• **EXERCISE TASK**
Show all lines that include the string "Index"; copy each one.

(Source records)
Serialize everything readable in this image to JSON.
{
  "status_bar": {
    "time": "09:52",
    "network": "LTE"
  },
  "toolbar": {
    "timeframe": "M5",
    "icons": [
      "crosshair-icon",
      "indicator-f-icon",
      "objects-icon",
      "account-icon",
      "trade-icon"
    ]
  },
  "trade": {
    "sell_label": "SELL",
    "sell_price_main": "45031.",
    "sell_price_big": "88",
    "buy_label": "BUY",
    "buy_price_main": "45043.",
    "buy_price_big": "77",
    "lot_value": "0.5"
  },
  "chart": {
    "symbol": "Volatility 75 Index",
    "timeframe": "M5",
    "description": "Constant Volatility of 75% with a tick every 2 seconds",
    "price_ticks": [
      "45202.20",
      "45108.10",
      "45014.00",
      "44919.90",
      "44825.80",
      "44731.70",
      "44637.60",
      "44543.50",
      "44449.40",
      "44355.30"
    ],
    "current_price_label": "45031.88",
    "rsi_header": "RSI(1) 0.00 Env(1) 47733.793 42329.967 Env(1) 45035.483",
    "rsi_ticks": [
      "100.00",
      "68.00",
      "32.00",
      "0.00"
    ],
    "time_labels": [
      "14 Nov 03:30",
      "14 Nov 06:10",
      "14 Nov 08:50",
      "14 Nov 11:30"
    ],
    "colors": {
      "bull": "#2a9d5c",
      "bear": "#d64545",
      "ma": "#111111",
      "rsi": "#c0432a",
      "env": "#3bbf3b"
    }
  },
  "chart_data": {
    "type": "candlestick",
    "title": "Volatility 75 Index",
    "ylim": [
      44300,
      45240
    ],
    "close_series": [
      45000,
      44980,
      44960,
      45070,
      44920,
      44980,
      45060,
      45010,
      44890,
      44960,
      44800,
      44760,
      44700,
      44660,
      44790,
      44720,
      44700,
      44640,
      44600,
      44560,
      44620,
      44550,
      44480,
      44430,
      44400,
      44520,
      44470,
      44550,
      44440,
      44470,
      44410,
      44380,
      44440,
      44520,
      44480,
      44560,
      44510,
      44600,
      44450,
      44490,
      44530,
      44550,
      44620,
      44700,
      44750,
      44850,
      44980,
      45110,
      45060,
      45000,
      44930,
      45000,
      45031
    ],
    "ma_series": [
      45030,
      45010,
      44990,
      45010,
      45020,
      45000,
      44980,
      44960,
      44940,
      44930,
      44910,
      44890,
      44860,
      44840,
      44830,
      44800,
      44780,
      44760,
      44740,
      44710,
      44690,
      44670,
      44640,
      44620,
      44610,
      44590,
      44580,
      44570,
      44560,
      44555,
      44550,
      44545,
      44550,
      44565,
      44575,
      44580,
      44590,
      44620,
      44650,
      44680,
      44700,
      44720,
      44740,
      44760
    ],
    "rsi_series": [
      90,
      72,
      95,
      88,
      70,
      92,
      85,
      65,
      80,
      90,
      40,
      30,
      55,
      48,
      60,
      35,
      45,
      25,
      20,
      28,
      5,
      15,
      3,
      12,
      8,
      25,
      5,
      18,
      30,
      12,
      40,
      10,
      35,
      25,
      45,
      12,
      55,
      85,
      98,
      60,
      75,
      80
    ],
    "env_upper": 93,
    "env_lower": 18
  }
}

• **WORKED SOLUTION**
    "symbol": "Volatility 75 Index",
    "title": "Volatility 75 Index",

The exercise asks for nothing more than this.